Page text ▸
========

As it occurs for LGIs (1)–(4), WLGIs (5)–(7) can be violated by quantum mechanical probabilities.

Interestingly, it has been pointed out that all forms of LGIs represent only a necessary (but not a sufficient) condition for macrorealism, which can still be violated even if LGIs are satisfied [40, 44]. This raises the need to seek alternative conditions that could signal a quantum behavior for the cases in which LGIs provide an incomplete description. A necessary and sufficient condition is given by a set of equalities [44] consisting of two classes that constrain signaling from past to future (known as no-signaling-in-time conditions, or NSIT) and from future to past (known as arrow-of-time conditions, or AoT). In the case \(N=3\) (the measurements considered in the present work), one can identify three NSIT conditions

$$\begin{aligned}{} & {} \textrm{NSIT}^{(1)}: \ \ P(O_2) \ = \ \sum _{O_1} P(O_1, O_2) , \end{aligned}$$
(8)
$$\begin{aligned}{} & {} \textrm{NSIT}^{(2)}: \ \ P(O_0, O_2) \ = \ \sum _{O_1} P(O_0, O_1, O_2) , \end{aligned}$$
(9)
$$\begin{aligned}{} & {} \textrm{NSIT}^{(3)}: \ \ P(O_1, O_2) \ = \ \sum _{O_0} P(O_0, O_1, O_2) , \end{aligned}$$
(10)

and three AoT conditions

$$\begin{aligned}{} & {} \textrm{AoT}^{(1)}: \ \ P(O_0, O_1) \ = \ \sum _{O_2} P(O_0, O_1, O_2) , \end{aligned}$$
(11)
$$\begin{aligned}{} & {} \textrm{AoT}^{(2)}: \ \ P(O_0) \ = \ \sum _{O_1} P(O_0, O_1) , \end{aligned}$$
(12)
$$\begin{aligned}{} & {} \textrm{AoT}^{(3)}: \ \ P(O_1) \ = \ \sum _{O_2} P(O_1, O_2) . \end{aligned}$$
(13)

Remarkably, it can be proved that NSIT conditions imply all possible forms of LGIs.

In the following, we apply the notions introduced above in the context of neutrino flavor transitions to compare the different conditions for macrorealism.

3 Macrorealism in neutrino oscillations

3.1 Phenomenology of neutrino oscillations

Neutrinos provide a paradigmatic example of mixed particles, whose physical (flavor) states distinguishable in a weak process do not coincide with the (mass) eigenstates of their Hamiltonian, which propagate with frequencies that depend on the corresponding masses. In the relativistic regime, neutrino mass eigenstates evolve according to

$$\begin{aligned} |\nu _j(t)\rangle \ {}= & {} \ e^{-i E_j t} |\nu _j(0)\rangle , \end{aligned}$$
(14)
$$\begin{aligned} E_j= & {} \sqrt{p^2+m_j^2} \; \approx \; E + \frac{m_j^2}{2E}, \end{aligned}$$
(15)

========

Extracted data entries
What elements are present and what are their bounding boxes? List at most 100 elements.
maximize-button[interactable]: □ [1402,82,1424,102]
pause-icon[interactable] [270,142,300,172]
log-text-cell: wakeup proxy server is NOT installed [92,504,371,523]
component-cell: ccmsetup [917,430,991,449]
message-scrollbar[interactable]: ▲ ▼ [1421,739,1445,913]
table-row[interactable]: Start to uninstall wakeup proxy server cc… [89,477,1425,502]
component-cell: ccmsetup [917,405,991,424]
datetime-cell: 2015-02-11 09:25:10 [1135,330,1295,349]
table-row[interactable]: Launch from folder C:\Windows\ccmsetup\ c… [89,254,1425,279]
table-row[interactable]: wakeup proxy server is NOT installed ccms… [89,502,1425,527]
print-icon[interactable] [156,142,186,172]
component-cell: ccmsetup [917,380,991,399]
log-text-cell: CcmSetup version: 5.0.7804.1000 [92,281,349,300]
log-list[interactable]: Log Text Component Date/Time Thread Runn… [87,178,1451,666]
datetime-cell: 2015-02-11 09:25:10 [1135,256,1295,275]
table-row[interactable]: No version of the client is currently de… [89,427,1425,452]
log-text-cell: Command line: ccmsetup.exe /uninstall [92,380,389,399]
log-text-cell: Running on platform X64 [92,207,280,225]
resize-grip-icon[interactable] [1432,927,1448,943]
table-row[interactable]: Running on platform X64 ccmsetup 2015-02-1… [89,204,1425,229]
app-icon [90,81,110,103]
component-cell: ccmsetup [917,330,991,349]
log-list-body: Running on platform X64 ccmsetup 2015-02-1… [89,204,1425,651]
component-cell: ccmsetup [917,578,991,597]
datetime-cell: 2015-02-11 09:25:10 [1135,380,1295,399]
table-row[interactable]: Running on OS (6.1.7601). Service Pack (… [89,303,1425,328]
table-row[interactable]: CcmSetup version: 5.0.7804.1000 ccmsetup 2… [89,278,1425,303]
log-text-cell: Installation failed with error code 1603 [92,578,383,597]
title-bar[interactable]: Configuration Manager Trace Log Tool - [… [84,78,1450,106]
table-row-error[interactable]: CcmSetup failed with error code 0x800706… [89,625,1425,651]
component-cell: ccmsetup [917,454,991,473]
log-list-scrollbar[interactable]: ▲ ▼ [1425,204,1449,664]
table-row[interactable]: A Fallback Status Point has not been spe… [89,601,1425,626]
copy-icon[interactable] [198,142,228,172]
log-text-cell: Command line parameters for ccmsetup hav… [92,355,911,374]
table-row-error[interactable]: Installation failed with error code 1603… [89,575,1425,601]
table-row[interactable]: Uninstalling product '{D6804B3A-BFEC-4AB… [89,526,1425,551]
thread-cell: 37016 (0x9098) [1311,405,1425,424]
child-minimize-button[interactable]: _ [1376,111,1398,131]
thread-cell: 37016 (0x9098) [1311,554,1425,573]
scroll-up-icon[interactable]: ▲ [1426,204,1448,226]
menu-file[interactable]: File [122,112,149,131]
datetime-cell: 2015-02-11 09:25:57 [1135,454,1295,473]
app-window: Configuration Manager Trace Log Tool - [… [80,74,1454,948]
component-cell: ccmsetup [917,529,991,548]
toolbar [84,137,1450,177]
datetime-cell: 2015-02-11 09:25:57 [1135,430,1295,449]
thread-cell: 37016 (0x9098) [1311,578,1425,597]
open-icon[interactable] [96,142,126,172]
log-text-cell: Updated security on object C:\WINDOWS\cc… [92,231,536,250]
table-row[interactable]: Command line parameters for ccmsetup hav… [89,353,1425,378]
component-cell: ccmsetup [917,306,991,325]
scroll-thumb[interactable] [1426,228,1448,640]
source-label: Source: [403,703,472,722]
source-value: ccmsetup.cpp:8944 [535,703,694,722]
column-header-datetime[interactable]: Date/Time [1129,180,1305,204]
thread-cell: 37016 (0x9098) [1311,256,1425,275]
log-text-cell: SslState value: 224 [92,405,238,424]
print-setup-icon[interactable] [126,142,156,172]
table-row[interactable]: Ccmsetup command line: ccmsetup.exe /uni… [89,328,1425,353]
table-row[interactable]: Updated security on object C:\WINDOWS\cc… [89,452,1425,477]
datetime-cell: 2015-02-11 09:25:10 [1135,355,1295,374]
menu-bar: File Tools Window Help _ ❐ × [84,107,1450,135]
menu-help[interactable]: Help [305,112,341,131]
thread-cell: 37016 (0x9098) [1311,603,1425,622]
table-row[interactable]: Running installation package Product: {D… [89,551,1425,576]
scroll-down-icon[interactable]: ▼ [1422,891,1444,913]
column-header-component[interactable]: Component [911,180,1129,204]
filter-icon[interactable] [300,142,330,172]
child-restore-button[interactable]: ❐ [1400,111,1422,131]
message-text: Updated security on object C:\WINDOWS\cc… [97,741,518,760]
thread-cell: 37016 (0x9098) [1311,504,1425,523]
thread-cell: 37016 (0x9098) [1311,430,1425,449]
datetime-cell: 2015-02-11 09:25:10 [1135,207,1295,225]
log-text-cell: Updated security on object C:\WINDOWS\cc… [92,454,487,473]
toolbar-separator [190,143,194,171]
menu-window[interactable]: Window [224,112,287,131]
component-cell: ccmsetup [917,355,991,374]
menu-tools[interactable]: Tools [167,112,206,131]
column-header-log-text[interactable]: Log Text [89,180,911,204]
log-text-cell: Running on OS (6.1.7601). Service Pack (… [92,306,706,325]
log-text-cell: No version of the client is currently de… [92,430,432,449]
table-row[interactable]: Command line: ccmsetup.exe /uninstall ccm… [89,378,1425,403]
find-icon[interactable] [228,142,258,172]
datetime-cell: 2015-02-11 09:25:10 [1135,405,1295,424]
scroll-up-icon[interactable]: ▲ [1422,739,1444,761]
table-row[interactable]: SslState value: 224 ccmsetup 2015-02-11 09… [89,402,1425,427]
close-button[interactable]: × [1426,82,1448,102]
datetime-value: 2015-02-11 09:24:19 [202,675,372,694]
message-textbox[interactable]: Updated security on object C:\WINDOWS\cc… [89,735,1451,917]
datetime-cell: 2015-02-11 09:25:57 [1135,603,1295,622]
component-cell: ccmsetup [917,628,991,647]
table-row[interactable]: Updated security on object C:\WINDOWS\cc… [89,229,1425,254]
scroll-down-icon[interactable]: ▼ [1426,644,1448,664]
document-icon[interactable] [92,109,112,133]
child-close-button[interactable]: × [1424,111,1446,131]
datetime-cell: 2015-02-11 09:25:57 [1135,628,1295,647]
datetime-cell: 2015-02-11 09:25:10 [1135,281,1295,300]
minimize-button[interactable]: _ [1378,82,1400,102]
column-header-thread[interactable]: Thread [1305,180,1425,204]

========

Set problem 1 ▸
Answer these questions from the passage on macrorealism and neutrino oscillations:
(a) What are the two classes of equalities that together give a necessary and sufficient condition for macrorealism?
(b) What does the passage say NSIT conditions imply?
(c) In the relativistic regime, what approximate expression is given for the energy E_j?
Set problem 2 ▸
Carry the passage on macrorealism in neutrino oscillations forward from the point where it stops.

Written reply 1 ▸
(a) No-signaling-in-time (NSIT) conditions and arrow-of-time (AoT) conditions.
(b) They imply all possible forms of LGIs.
(c) E + m_j^2/(2E).

Written reply 2 ▸
where the masses \(m_j\) are taken to be much smaller than their momentum and \(E = p\) is the energy of a massless neutrino. On the other hand, flavor states are well-described as superpositions of the mass eigenstates [1, 2]

$$\begin{aligned} |\nu _\sigma (t) \rangle \ = \ \sum _{j} \, U^*_{\sigma j} |\nu _j(t)\rangle , \end{aligned}$$
(16)

with coefficients given by the elements \(U_{\sigma j}\) of the mixing matrix U. The non-equivalence of physical flavor states and mass eigenstates of the particle Hamiltonian ascribed to the mixing phenomenon is responsible for the oscillation between distinct flavor states. If a neutrino is produced in a weak process at time \(t = 0\) with a given flavor \(\sigma \), it evolves into a superposition of flavor states at \(t>0\) in such a way that the probability of detecting another flavor \(\rho \) is

$$\begin{aligned} P_{\sigma \rightarrow \rho }(t)= & {} \left|\langle \nu _\rho (t)|\nu _\sigma (0)\right|^2 \nonumber \\= & {} \sum _{j,k} \, U_{\rho j} U_{\sigma k} U^*_{\rho k} U^*_{\sigma j} \exp \left(-i \frac{\Delta m^2_{j k}}{2 E} t\right) , \end{aligned}$$
(17)

where \(\Delta m^2_{j k} \equiv m_j^2-m_k^2\). In particular, for the two-flavor case (a typical approximation that successfully describes many experiments with good accuracy [47]), the mixing matrix is given by

$$\begin{aligned} U \ = \ \begin{pmatrix} \cos \theta &{} \sin \theta \\ -\sin \theta &{} \cos \theta \end{pmatrix} , \end{aligned}$$
(18)

with \(\theta \) being the mixing angle. Under these assumptions, the flavor oscillation probability is given by the Pontecorvo formula

$$\begin{aligned} P_{\sigma \rightarrow \rho }(t)= & {} \sin ^{2}(2 \theta ) \, \sin ^2 \left(\frac{\Delta m^2}{2 E} t\right) , \quad \sigma \ne \rho , \end{aligned}$$
(19)
$$\begin{aligned} P_{\sigma \rightarrow \sigma }(t)= & {} 1-P_{\sigma \rightarrow \rho }(t) , \end{aligned}$$
(20)

and \(\Delta m^2 \equiv \Delta m^2_{12}\). In light of these features, flavor neutrinos resemble the behavior of two-level systems such as spin-1/2 states and polarized photons; hence, they are naturally liable to be studied in the framework of macrorealism.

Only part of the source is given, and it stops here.